* **Required work**
Extract every line where the string "JSON" appears.

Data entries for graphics
......

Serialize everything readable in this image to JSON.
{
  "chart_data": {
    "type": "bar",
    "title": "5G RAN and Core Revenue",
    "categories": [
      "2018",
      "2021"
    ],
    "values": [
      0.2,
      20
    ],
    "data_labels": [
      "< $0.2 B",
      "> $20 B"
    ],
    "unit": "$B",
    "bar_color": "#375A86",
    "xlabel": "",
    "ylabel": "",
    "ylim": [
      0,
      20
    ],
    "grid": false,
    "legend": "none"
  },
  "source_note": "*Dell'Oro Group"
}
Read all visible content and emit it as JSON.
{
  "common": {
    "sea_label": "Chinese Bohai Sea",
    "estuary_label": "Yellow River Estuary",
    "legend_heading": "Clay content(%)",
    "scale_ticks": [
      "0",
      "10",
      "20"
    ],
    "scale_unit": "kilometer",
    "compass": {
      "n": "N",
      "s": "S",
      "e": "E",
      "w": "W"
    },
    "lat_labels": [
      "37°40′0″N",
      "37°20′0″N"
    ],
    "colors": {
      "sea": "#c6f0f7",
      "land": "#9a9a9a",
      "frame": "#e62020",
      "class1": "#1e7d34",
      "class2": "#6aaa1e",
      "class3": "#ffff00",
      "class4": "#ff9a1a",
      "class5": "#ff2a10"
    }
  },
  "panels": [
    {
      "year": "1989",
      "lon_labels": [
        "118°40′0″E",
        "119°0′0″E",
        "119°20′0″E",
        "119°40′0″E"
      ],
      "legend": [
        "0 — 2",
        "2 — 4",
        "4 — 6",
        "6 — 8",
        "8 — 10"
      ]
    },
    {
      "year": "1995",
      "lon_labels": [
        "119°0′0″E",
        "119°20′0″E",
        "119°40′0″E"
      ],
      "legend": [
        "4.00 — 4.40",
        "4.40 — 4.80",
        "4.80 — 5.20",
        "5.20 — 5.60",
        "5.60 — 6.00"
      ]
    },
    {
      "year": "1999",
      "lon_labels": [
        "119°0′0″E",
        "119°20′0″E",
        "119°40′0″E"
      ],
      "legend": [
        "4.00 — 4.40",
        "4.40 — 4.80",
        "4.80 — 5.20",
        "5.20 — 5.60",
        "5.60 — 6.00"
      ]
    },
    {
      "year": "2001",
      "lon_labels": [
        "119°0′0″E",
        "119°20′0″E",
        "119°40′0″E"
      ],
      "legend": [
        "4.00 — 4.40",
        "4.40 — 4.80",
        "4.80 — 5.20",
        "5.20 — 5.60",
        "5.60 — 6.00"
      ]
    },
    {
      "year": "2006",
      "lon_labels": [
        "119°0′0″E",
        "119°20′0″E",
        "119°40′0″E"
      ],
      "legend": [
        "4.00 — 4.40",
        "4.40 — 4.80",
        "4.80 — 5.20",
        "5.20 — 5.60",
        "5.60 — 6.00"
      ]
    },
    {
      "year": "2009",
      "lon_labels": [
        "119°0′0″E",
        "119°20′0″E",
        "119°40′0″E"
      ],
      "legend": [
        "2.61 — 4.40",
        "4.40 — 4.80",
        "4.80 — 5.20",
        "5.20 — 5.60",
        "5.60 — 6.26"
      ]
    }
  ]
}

......

* **Written response**
Serialize everything readable in this image to JSON.
Read all visible content and emit it as JSON.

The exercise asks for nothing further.